→ **EXERCISE AIM**
Your task is to extract every entry that follows word for word while excluding the pictures.

— START SUPPLIED DATA —

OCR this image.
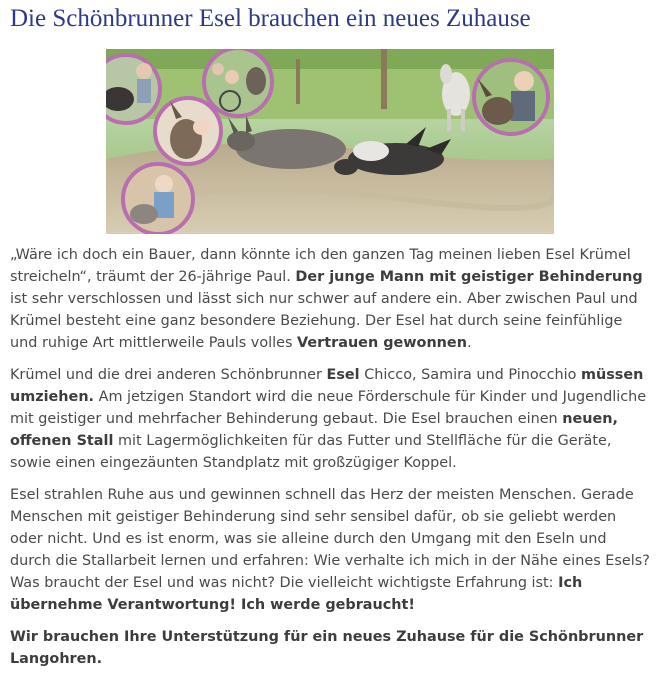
Die Schönbrunner Esel brauchen ein neues Zuhause

„Wäre ich doch ein Bauer, dann könnte ich den ganzen Tag meinen lieben Esel Krümel streicheln“, träumt der 26-jährige Paul. Der junge Mann mit geistiger Behinderung ist sehr verschlossen und lässt sich nur schwer auf andere ein. Aber zwischen Paul und Krümel besteht eine ganz besondere Beziehung. Der Esel hat durch seine feinfühlige und ruhige Art mittlerweile Pauls volles Vertrauen gewonnen.

Krümel und die drei anderen Schönbrunner Esel Chicco, Samira und Pinocchio müssen umziehen. Am jetzigen Standort wird die neue Förderschule für Kinder und Jugendliche mit geistiger und mehrfacher Behinderung gebaut. Die Esel brauchen einen neuen, offenen Stall mit Lagermöglichkeiten für das Futter und Stellfläche für die Geräte, sowie einen eingezäunten Standplatz mit großzügiger Koppel.

Esel strahlen Ruhe aus und gewinnen schnell das Herz der meisten Menschen. Gerade Menschen mit geistiger Behinderung sind sehr sensibel dafür, ob sie geliebt werden oder nicht. Und es ist enorm, was sie alleine durch den Umgang mit den Eseln und durch die Stallarbeit lernen und erfahren: Wie verhalte ich mich in der Nähe eines Esels? Was braucht der Esel und was nicht? Die vielleicht wichtigste Erfahrung ist: Ich übernehme Verantwortung! Ich werde gebraucht!

Wir brauchen Ihre Unterstützung für ein neues Zuhause für die Schönbrunner Langohren.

— END SUPPLIED DATA —

→ **COMPLETE ANSWER**
OCR this image.
Die Schönbrunner Esel brauchen ein neues Zuhause

„Wäre ich doch ein Bauer, dann könnte ich den ganzen Tag meinen lieben Esel Krümel streicheln“, träumt der 26-jährige Paul. Der junge Mann mit geistiger Behinderung ist sehr verschlossen und lässt sich nur schwer auf andere ein. Aber zwischen Paul und Krümel besteht eine ganz besondere Beziehung. Der Esel hat durch seine feinfühlige und ruhige Art mittlerweile Pauls volles Vertrauen gewonnen.

Krümel und die drei anderen Schönbrunner Esel Chicco, Samira und Pinocchio müssen umziehen. Am jetzigen Standort wird die neue Förderschule für Kinder und Jugendliche mit geistiger und mehrfacher Behinderung gebaut. Die Esel brauchen einen neuen, offenen Stall mit Lagermöglichkeiten für das Futter und Stellfläche für die Geräte, sowie einen eingezäunten Standplatz mit großzügiger Koppel.

Esel strahlen Ruhe aus und gewinnen schnell das Herz der meisten Menschen. Gerade Menschen mit geistiger Behinderung sind sehr sensibel dafür, ob sie geliebt werden oder nicht. Und es ist enorm, was sie alleine durch den Umgang mit den Eseln und durch die Stallarbeit lernen und erfahren: Wie verhalte ich mich in der Nähe eines Esels? Was braucht der Esel und was nicht? Die vielleicht wichtigste Erfahrung ist: Ich übernehme Verantwortung! Ich werde gebraucht!

Wir brauchen Ihre Unterstützung für ein neues Zuhause für die Schönbrunner Langohren.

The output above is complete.